▸ **What is required**:
Write every line of the records below as a JSON list of strings, one string per line, with blank lines and pictures omitted.

▸ **Source records**:
++++++++++++++++++++

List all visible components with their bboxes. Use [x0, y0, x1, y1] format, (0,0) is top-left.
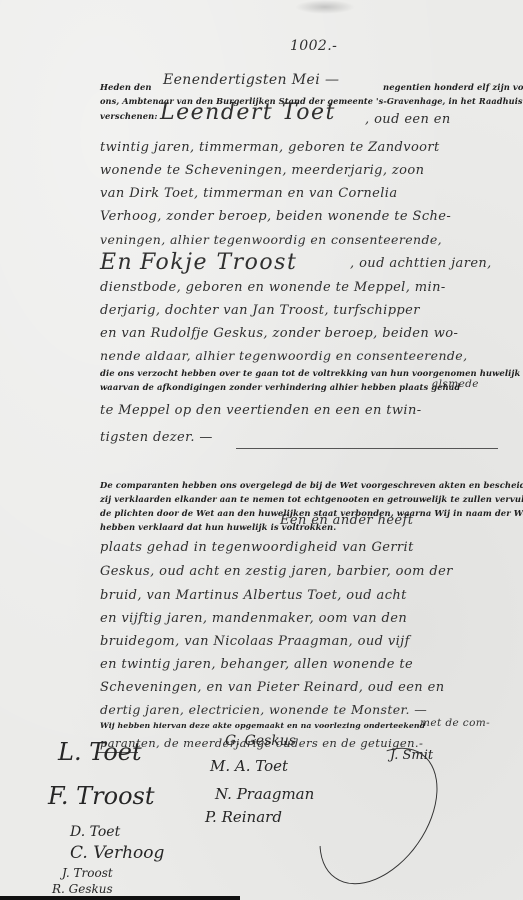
opening-line-3: verschenen:: [100, 111, 158, 121]
proclamation-cont-2: te Meppel op den veertienden en een en t…: [100, 403, 422, 418]
witness-line-1: Geskus, oud acht en zestig jaren, barbie…: [100, 564, 453, 579]
closing-cont-1: met de com-: [420, 717, 490, 729]
blank-fill-line: [236, 448, 498, 449]
opening-prefix: Heden den: [100, 82, 152, 92]
proclamation-line-2: waarvan de afkondigingen zonder verhinde…: [100, 382, 460, 392]
bride-detail-3: en van Rudolfje Geskus, zonder beroep, b…: [100, 326, 458, 341]
bride-name: Fokje Troost: [140, 250, 297, 275]
declaration-cont: Een en ander heeft: [280, 513, 413, 528]
signature-bride-father: J. Troost: [62, 866, 113, 880]
signature-bride-mother: R. Geskus: [52, 882, 113, 896]
closing-line: Wij hebben hiervan deze akte opgemaakt e…: [100, 721, 425, 730]
document-page: 1002.- Heden den Eenendertigsten Mei — n…: [0, 0, 523, 900]
witness-line-0: plaats gehad in tegenwoordigheid van Ger…: [100, 540, 414, 555]
bride-prefix: En: [100, 250, 133, 275]
paper-stain: [295, 0, 355, 14]
bride-detail-2: derjarig, dochter van Jan Troost, turfsc…: [100, 303, 420, 318]
opening-year: negentien honderd elf zijn voor: [383, 82, 523, 92]
declaration-line-2: zij verklaarden elkander aan te nemen to…: [100, 494, 523, 504]
signature-witness-1: G. Geskus: [225, 733, 296, 749]
signature-groom-father: D. Toet: [70, 824, 120, 840]
record-number: 1002.-: [290, 38, 337, 54]
registrar-signature-flourish: [295, 726, 462, 900]
witness-line-7: dertig jaren, electricien, wonende te Mo…: [100, 702, 427, 717]
signature-groom: L. Toet: [58, 738, 142, 766]
witness-line-2: bruid, van Martinus Albertus Toet, oud a…: [100, 588, 407, 603]
handwritten-date: Eenendertigsten Mei —: [163, 72, 339, 88]
declaration-line-1: De comparanten hebben ons overgelegd de …: [100, 480, 523, 490]
bride-detail-4: nende aldaar, alhier tegenwoordig en con…: [100, 348, 467, 363]
groom-detail-5: veningen, alhier tegenwoordig en consent…: [100, 232, 442, 247]
groom-detail-0: , oud een en: [365, 112, 451, 127]
proclamation-cont-3: tigsten dezer. —: [100, 430, 213, 445]
signature-witness-2: M. A. Toet: [210, 757, 288, 775]
witness-line-5: en twintig jaren, behanger, allen wonend…: [100, 657, 413, 672]
groom-detail-1: twintig jaren, timmerman, geboren te Zan…: [100, 140, 440, 155]
bride-detail-1: dienstbode, geboren en wonende te Meppel…: [100, 280, 446, 295]
proclamation-cont-1: alsmede: [432, 378, 479, 390]
groom-name: Leendert Toet: [160, 100, 336, 125]
groom-detail-3: van Dirk Toet, timmerman en van Cornelia: [100, 186, 398, 201]
witness-line-6: Scheveningen, en van Pieter Reinard, oud…: [100, 680, 444, 695]
signature-groom-mother: C. Verhoog: [70, 843, 164, 863]
signature-bride: F. Troost: [48, 782, 155, 810]
bride-detail-0: , oud achttien jaren,: [350, 256, 492, 271]
groom-detail-4: Verhoog, zonder beroep, beiden wonende t…: [100, 209, 451, 224]
signature-witness-3: N. Praagman: [215, 785, 314, 803]
scan-edge: [0, 896, 240, 900]
signature-registrar: J. Smit: [390, 748, 433, 763]
witness-line-4: bruidegom, van Nicolaas Praagman, oud vi…: [100, 634, 410, 649]
witness-line-3: en vijftig jaren, mandenmaker, oom van d…: [100, 611, 407, 626]
signature-witness-4: P. Reinard: [205, 808, 282, 826]
proclamation-line-1: die ons verzocht hebben over te gaan tot…: [100, 368, 520, 378]
groom-detail-2: wonende te Scheveningen, meerderjarig, z…: [100, 163, 424, 178]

++++++++++++++++++++

▸ **Task response**:
[
  "List all visible components with their bboxes. Use [x0, y0, x1, y1] format, (0,0) is top-left.",
  "opening-line-3: verschenen:: [100, 111, 158, 121]",
  "proclamation-cont-2: te Meppel op den veertienden en een en t…: [100, 403, 422, 418]",
  "witness-line-1: Geskus, oud acht en zestig jaren, barbie…: [100, 564, 453, 579]",
  "closing-cont-1: met de com-: [420, 717, 490, 729]",
  "blank-fill-line: [236, 448, 498, 449]",
  "opening-prefix: Heden den: [100, 82, 152, 92]",
  "proclamation-line-2: waarvan de afkondigingen zonder verhinde…: [100, 382, 460, 392]",
  "bride-detail-3: en van Rudolfje Geskus, zonder beroep, b…: [100, 326, 458, 341]",
  "bride-name: Fokje Troost: [140, 250, 297, 275]",
  "declaration-cont: Een en ander heeft: [280, 513, 413, 528]",
  "signature-bride-father: J. Troost: [62, 866, 113, 880]",
  "signature-bride-mother: R. Geskus: [52, 882, 113, 896]",
  "closing-line: Wij hebben hiervan deze akte opgemaakt e…: [100, 721, 425, 730]",
  "document-page: 1002.- Heden den Eenendertigsten Mei — n…: [0, 0, 523, 900]",
  "witness-line-0: plaats gehad in tegenwoordigheid van Ger…: [100, 540, 414, 555]",
  "bride-prefix: En: [100, 250, 133, 275]",
  "paper-stain: [295, 0, 355, 14]",
  "bride-detail-2: derjarig, dochter van Jan Troost, turfsc…: [100, 303, 420, 318]",
  "opening-year: negentien honderd elf zijn voor: [383, 82, 523, 92]",
  "declaration-line-2: zij verklaarden elkander aan te nemen to…: [100, 494, 523, 504]",
  "signature-witness-1: G. Geskus: [225, 733, 296, 749]",
  "signature-groom-father: D. Toet: [70, 824, 120, 840]",
  "record-number: 1002.-: [290, 38, 337, 54]",
  "registrar-signature-flourish: [295, 726, 462, 900]",
  "witness-line-7: dertig jaren, electricien, wonende te Mo…: [100, 702, 427, 717]",
  "signature-groom: L. Toet: [58, 738, 142, 766]",
  "witness-line-2: bruid, van Martinus Albertus Toet, oud a…: [100, 588, 407, 603]",
  "handwritten-date: Eenendertigsten Mei —: [163, 72, 339, 88]",
  "declaration-line-1: De comparanten hebben ons overgelegd de …: [100, 480, 523, 490]",
  "bride-detail-4: nende aldaar, alhier tegenwoordig en con…: [100, 348, 467, 363]",
  "groom-detail-5: veningen, alhier tegenwoordig en consent…: [100, 232, 442, 247]",
  "groom-detail-0: , oud een en: [365, 112, 451, 127]",
  "proclamation-cont-3: tigsten dezer. —: [100, 430, 213, 445]",
  "signature-witness-2: M. A. Toet: [210, 757, 288, 775]",
  "witness-line-5: en twintig jaren, behanger, allen wonend…: [100, 657, 413, 672]",
  "groom-detail-1: twintig jaren, timmerman, geboren te Zan…: [100, 140, 440, 155]",
  "bride-detail-1: dienstbode, geboren en wonende te Meppel…: [100, 280, 446, 295]",
  "proclamation-cont-1: alsmede: [432, 378, 479, 390]",
  "groom-name: Leendert Toet: [160, 100, 336, 125]",
  "groom-detail-3: van Dirk Toet, timmerman en van Cornelia: [100, 186, 398, 201]",
  "witness-line-6: Scheveningen, en van Pieter Reinard, oud…: [100, 680, 444, 695]",
  "signature-groom-mother: C. Verhoog: [70, 843, 164, 863]",
  "signature-bride: F. Troost: [48, 782, 155, 810]",
  "bride-detail-0: , oud achttien jaren,: [350, 256, 492, 271]",
  "groom-detail-4: Verhoog, zonder beroep, beiden wonende t…: [100, 209, 451, 224]",
  "signature-witness-3: N. Praagman: [215, 785, 314, 803]",
  "scan-edge: [0, 896, 240, 900]",
  "signature-registrar: J. Smit: [390, 748, 433, 763]",
  "witness-line-4: bruidegom, van Nicolaas Praagman, oud vi…: [100, 634, 410, 649]",
  "witness-line-3: en vijftig jaren, mandenmaker, oom van d…: [100, 611, 407, 626]",
  "signature-witness-4: P. Reinard: [205, 808, 282, 826]",
  "proclamation-line-1: die ons verzocht hebben over te gaan tot…: [100, 368, 520, 378]",
  "groom-detail-2: wonende te Scheveningen, meerderjarig, z…: [100, 163, 424, 178]"
]